[Begin Exercise inputs]

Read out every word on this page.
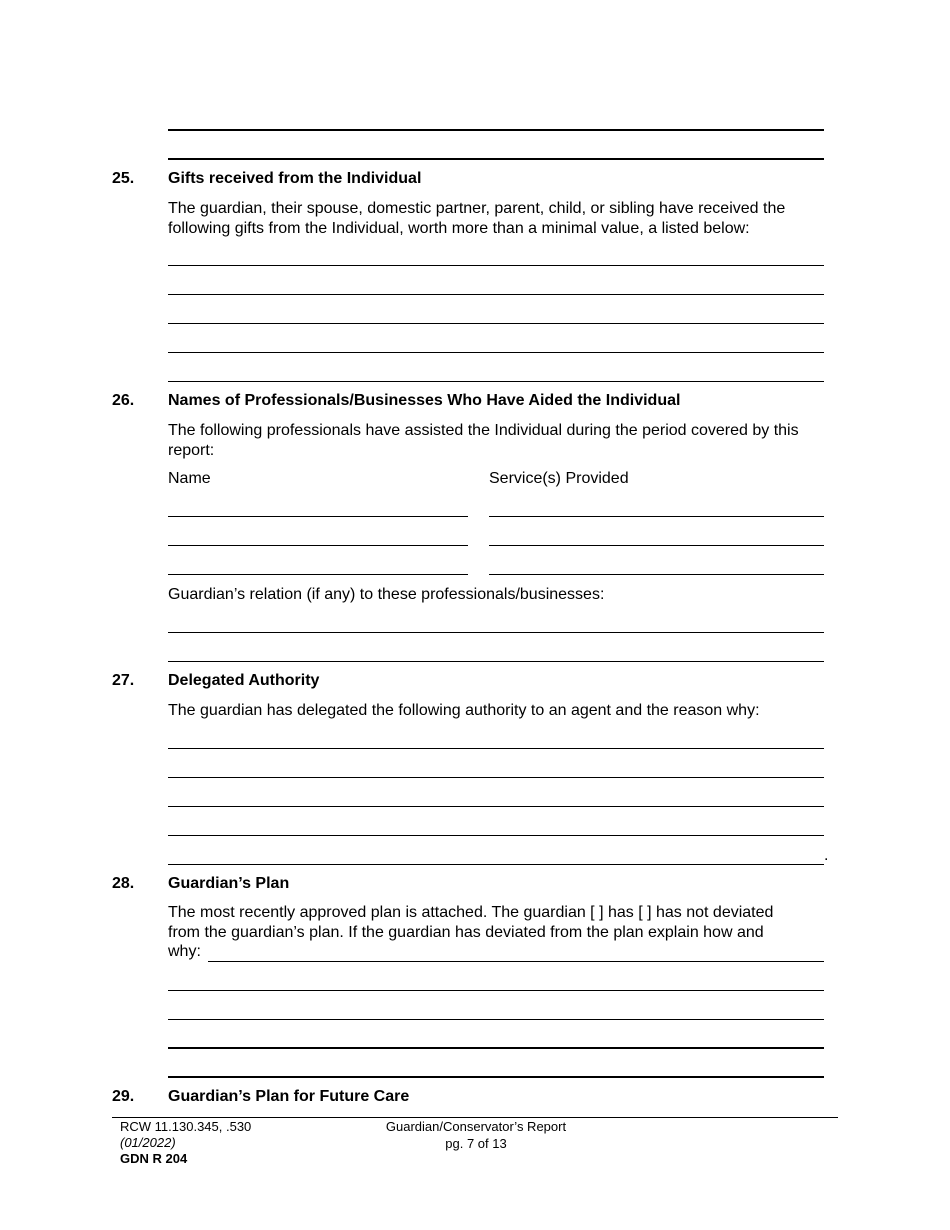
25. Gifts received from the Individual
The guardian, their spouse, domestic partner, parent, child, or sibling have received the following gifts from the Individual, worth more than a minimal value, a listed below:
26. Names of Professionals/Businesses Who Have Aided the Individual
The following professionals have assisted the Individual during the period covered by this report:
Name	Service(s) Provided
Guardian’s relation (if any) to these professionals/businesses:
27. Delegated Authority
The guardian has delegated the following authority to an agent and the reason why:
.
28. Guardian’s Plan
The most recently approved plan is attached. The guardian [ ] has [ ] has not deviated
from the guardian’s plan. If the guardian has deviated from the plan explain how and
why:
29. Guardian’s Plan for Future Care
RCW 11.130.345, .530
(01/2022)
GDN R 204
Guardian/Conservator’s Report
pg. 7 of 13
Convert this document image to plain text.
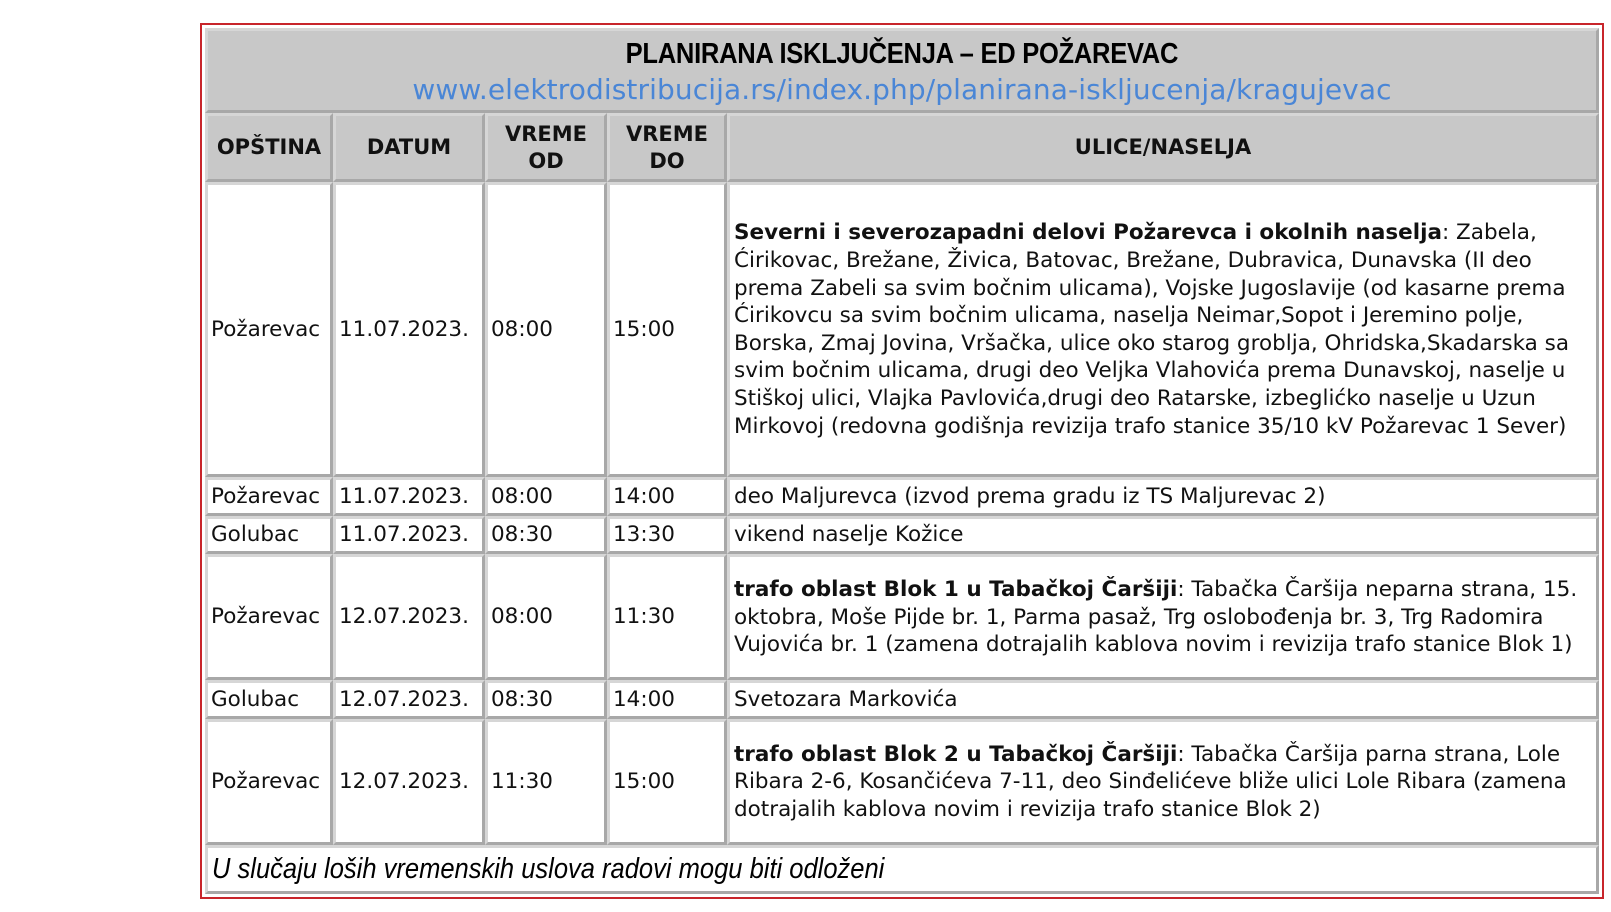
PLANIRANA ISKLJUČENJA – ED POŽAREVAC
www.elektrodistribucija.rs/index.php/planirana-iskljucenja/kragujevac				

OPŠTINA	DATUM	VREME OD	VREME DO	ULICE/NASELJA
Požarevac	11.07.2023.	08:00	15:00	Severni i severozapadni delovi Požarevca i okolnih naselja: Zabela, Ćirikovac, Brežane, Živica, Batovac, Brežane, Dubravica, Dunavska (II deo prema Zabeli sa svim bočnim ulicama), Vojske Jugoslavije (od kasarne prema Ćirikovcu sa svim bočnim ulicama, naselja Neimar,Sopot i Jeremino polje, Borska, Zmaj Jovina, Vršačka, ulice oko starog groblja, Ohridska,Skadarska sa svim bočnim ulicama, drugi deo Veljka Vlahovića prema Dunavskoj, naselje u Stiškoj ulici, Vlajka Pavlovića,drugi deo Ratarske, izbeglićko naselje u Uzun Mirkovoj (redovna godišnja revizija trafo stanice 35/10 kV Požarevac 1 Sever)
Požarevac	11.07.2023.	08:00	14:00	deo Maljurevca (izvod prema gradu iz TS Maljurevac 2)
Golubac	11.07.2023.	08:30	13:30	vikend naselje Kožice
Požarevac	12.07.2023.	08:00	11:30	trafo oblast Blok 1 u Tabačkoj Čaršiji: Tabačka Čaršija neparna strana, 15. oktobra, Moše Pijde br. 1, Parma pasaž, Trg oslobođenja br. 3, Trg Radomira Vujovića br. 1 (zamena dotrajalih kablova novim i revizija trafo stanice Blok 1)
Golubac	12.07.2023.	08:30	14:00	Svetozara Markovića
Požarevac	12.07.2023.	11:30	15:00	trafo oblast Blok 2 u Tabačkoj Čaršiji: Tabačka Čaršija parna strana, Lole Ribara 2-6, Kosančićeva 7-11, deo Sinđelićeve bliže ulici Lole Ribara (zamena dotrajalih kablova novim i revizija trafo stanice Blok 2)
U slučaju loših vremenskih uslova radovi mogu biti odloženi				
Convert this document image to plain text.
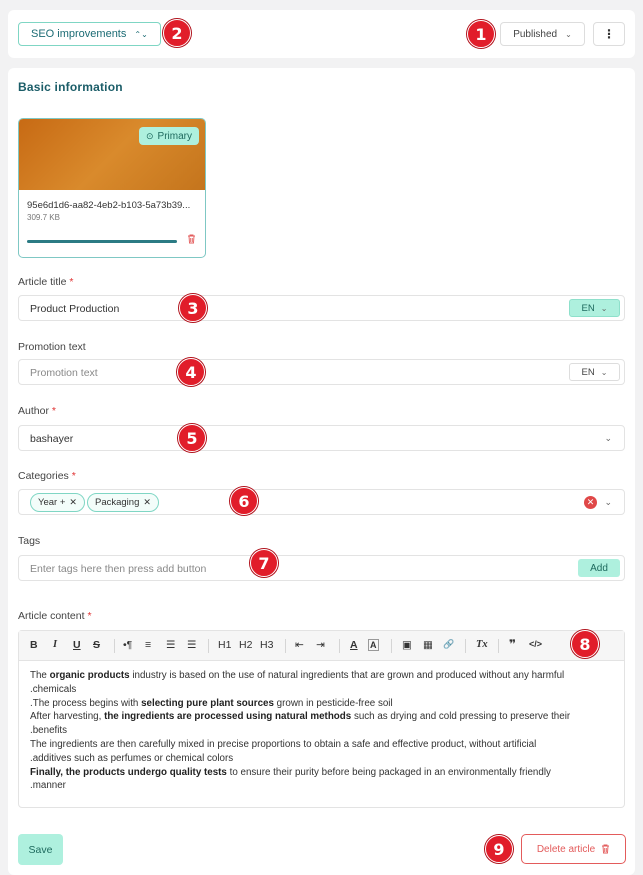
SEO improvements ⌃⌄	Published ⌄	⋮
Basic information
⊙ Primary
95e6d1d6-aa82-4eb2-b103-5a73b39...
309.7 KB
Article title *
Product Production	EN ⌄
Promotion text
Promotion text	EN ⌄
Author *
bashayer	⌄
Categories *
Year + ✕ Packaging ✕	✕	⌄
Tags
Enter tags here then press add button	Add
Article content *
B I U S •¶ ≡ ☰ ☰ H1 H2 H3 ⇤ ⇥ A A ▣ ▦ 🔗 Tx ❞ </>

The organic products industry is based on the use of natural ingredients that are grown and produced without any harmful

.chemicals

.The process begins with selecting pure plant sources grown in pesticide-free soil

After harvesting, the ingredients are processed using natural methods such as drying and cold pressing to preserve their

.benefits

The ingredients are then carefully mixed in precise proportions to obtain a safe and effective product, without artificial

.additives such as perfumes or chemical colors

Finally, the products undergo quality tests to ensure their purity before being packaged in an environmentally friendly

.manner

Save	Delete article
1
2
3
4
5
6
7
8
9
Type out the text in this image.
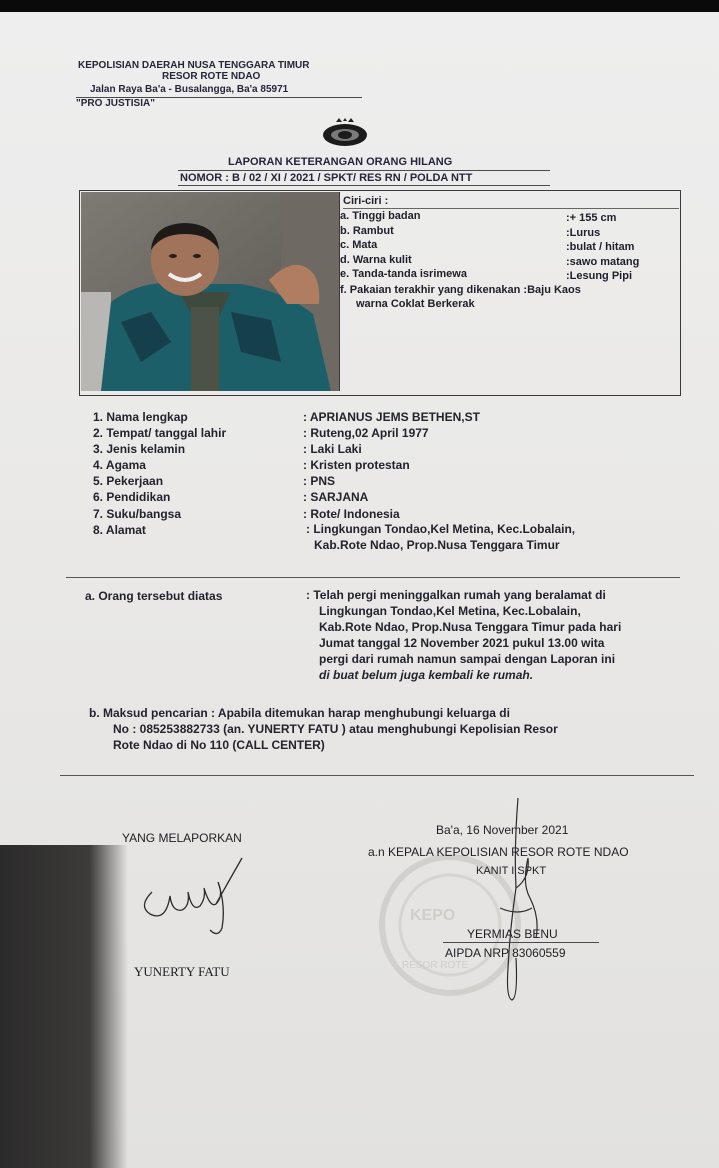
KEPOLISIAN DAERAH NUSA TENGGARA TIMUR
RESOR ROTE NDAO
Jalan Raya Ba'a - Busalangga, Ba'a 85971
"PRO JUSTISIA"
LAPORAN KETERANGAN ORANG HILANG
NOMOR : B / 02 / XI / 2021 / SPKT/ RES RN / POLDA NTT
Ciri-ciri :
a. Tinggi badan	:+ 155 cm
b. Rambut	:Lurus
c. Mata	:bulat / hitam
d. Warna kulit	:sawo matang
e. Tanda-tanda isrimewa	:Lesung Pipi
f. Pakaian terakhir yang dikenakan :Baju Kaos
warna Coklat Berkerak
1. Nama lengkap	: APRIANUS JEMS BETHEN,ST
2. Tempat/ tanggal lahir	: Ruteng,02 April 1977
3. Jenis kelamin	: Laki Laki
4. Agama	: Kristen protestan
5. Pekerjaan	: PNS
6. Pendidikan	: SARJANA
7. Suku/bangsa	: Rote/ Indonesia
8. Alamat	: Lingkungan Tondao,Kel Metina, Kec.Lobalain,
Kab.Rote Ndao, Prop.Nusa Tenggara Timur
a. Orang tersebut diatas	: Telah pergi meninggalkan rumah yang beralamat di
Lingkungan Tondao,Kel Metina, Kec.Lobalain,
Kab.Rote Ndao, Prop.Nusa Tenggara Timur pada hari
Jumat tanggal 12 November 2021 pukul 13.00 wita
pergi dari rumah namun sampai dengan Laporan ini
di buat belum juga kembali ke rumah.
b. Maksud pencarian : Apabila ditemukan harap menghubungi keluarga di
No : 085253882733 (an. YUNERTY FATU ) atau menghubungi Kepolisian Resor
Rote Ndao di No 110 (CALL CENTER)
KEPO
RESOR ROTE
YANG MELAPORKAN
YUNERTY FATU
Ba'a, 16 November 2021
a.n KEPALA KEPOLISIAN RESOR ROTE NDAO
KANIT I SPKT
YERMIAS BENU
AIPDA NRP 83060559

[End Exercise inputs]

Identify the lines in the entries above that contain "natural", then copy them out.

Reply to the task:
The organic products industry is based on the use of natural ingredients that are grown and produced without any harmful
After harvesting, the ingredients are processed using natural methods such as drying and cold pressing to preserve their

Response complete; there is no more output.